■ **SET EXERCISE**
Output the records as a numbered list, starting at their first line and ending with the line that contains "footnote-separator (542, 955, 808, 957)". Leave out any blank lines.

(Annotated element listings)
━━━━━━━━━━━━━━━━━━━━

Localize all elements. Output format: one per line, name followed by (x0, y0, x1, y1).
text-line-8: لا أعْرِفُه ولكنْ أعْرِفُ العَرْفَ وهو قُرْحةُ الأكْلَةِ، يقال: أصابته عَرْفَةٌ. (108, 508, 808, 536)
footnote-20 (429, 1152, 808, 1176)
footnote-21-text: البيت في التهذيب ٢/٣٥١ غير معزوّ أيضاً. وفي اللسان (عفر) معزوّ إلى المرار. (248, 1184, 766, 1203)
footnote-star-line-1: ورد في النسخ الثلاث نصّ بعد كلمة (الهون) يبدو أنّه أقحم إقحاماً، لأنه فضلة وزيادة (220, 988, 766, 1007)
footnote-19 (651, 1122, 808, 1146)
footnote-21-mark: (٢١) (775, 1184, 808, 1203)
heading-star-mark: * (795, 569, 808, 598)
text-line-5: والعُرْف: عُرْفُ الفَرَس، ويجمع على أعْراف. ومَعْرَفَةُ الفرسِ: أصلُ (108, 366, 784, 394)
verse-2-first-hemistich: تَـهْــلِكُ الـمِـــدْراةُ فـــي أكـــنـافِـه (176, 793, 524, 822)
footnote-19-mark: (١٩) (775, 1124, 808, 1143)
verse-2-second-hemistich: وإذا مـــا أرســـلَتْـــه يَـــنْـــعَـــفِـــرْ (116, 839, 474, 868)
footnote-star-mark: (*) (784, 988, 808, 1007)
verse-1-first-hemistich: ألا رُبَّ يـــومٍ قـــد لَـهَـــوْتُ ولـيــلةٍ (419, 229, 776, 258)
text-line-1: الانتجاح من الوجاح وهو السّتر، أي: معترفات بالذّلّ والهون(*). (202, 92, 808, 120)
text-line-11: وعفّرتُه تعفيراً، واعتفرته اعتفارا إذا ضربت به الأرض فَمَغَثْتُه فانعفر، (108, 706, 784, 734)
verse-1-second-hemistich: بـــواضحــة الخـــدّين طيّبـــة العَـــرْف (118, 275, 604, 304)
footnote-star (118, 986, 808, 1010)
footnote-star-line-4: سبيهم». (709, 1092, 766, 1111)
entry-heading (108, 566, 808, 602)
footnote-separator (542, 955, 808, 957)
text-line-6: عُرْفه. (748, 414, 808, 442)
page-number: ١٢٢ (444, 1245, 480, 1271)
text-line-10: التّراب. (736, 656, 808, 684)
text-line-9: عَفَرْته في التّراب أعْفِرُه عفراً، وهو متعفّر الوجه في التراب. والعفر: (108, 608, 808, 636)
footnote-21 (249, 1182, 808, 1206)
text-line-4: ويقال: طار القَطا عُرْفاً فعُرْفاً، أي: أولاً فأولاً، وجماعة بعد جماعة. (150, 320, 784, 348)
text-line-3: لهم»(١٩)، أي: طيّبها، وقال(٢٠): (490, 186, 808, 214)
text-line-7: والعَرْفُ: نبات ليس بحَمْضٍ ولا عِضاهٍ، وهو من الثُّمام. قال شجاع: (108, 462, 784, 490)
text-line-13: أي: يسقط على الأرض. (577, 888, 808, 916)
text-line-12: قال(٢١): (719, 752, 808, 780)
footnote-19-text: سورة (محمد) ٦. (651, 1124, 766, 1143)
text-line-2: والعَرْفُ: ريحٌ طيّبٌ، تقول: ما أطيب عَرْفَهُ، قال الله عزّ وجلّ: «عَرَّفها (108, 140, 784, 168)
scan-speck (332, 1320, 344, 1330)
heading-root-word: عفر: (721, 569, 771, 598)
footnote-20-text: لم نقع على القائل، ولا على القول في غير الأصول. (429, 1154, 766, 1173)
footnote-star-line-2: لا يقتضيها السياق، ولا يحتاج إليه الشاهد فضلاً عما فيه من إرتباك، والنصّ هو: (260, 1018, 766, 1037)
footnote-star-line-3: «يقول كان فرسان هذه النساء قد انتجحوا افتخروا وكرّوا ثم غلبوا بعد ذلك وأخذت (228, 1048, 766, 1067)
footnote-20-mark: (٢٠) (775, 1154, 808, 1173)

━━━━━━━━━━━━━━━━━━━━

■ **PROBLEM SOLUTION**
1. Localize all elements. Output format: one per line, name followed by (x0, y0, x1, y1).
2. text-line-8: لا أعْرِفُه ولكنْ أعْرِفُ العَرْفَ وهو قُرْحةُ الأكْلَةِ، يقال: أصابته عَرْفَةٌ. (108, 508, 808, 536)
3. footnote-20 (429, 1152, 808, 1176)
4. footnote-21-text: البيت في التهذيب ٢/٣٥١ غير معزوّ أيضاً. وفي اللسان (عفر) معزوّ إلى المرار. (248, 1184, 766, 1203)
5. footnote-star-line-1: ورد في النسخ الثلاث نصّ بعد كلمة (الهون) يبدو أنّه أقحم إقحاماً، لأنه فضلة وزيادة (220, 988, 766, 1007)
6. footnote-19 (651, 1122, 808, 1146)
7. footnote-21-mark: (٢١) (775, 1184, 808, 1203)
8. heading-star-mark: * (795, 569, 808, 598)
9. text-line-5: والعُرْف: عُرْفُ الفَرَس، ويجمع على أعْراف. ومَعْرَفَةُ الفرسِ: أصلُ (108, 366, 784, 394)
10. verse-2-first-hemistich: تَـهْــلِكُ الـمِـــدْراةُ فـــي أكـــنـافِـه (176, 793, 524, 822)
11. footnote-19-mark: (١٩) (775, 1124, 808, 1143)
12. verse-2-second-hemistich: وإذا مـــا أرســـلَتْـــه يَـــنْـــعَـــفِـــرْ (116, 839, 474, 868)
13. footnote-star-mark: (*) (784, 988, 808, 1007)
14. verse-1-first-hemistich: ألا رُبَّ يـــومٍ قـــد لَـهَـــوْتُ ولـيــلةٍ (419, 229, 776, 258)
15. text-line-1: الانتجاح من الوجاح وهو السّتر، أي: معترفات بالذّلّ والهون(*). (202, 92, 808, 120)
16. text-line-11: وعفّرتُه تعفيراً، واعتفرته اعتفارا إذا ضربت به الأرض فَمَغَثْتُه فانعفر، (108, 706, 784, 734)
17. verse-1-second-hemistich: بـــواضحــة الخـــدّين طيّبـــة العَـــرْف (118, 275, 604, 304)
18. footnote-star (118, 986, 808, 1010)
19. footnote-star-line-4: سبيهم». (709, 1092, 766, 1111)
20. entry-heading (108, 566, 808, 602)
21. footnote-separator (542, 955, 808, 957)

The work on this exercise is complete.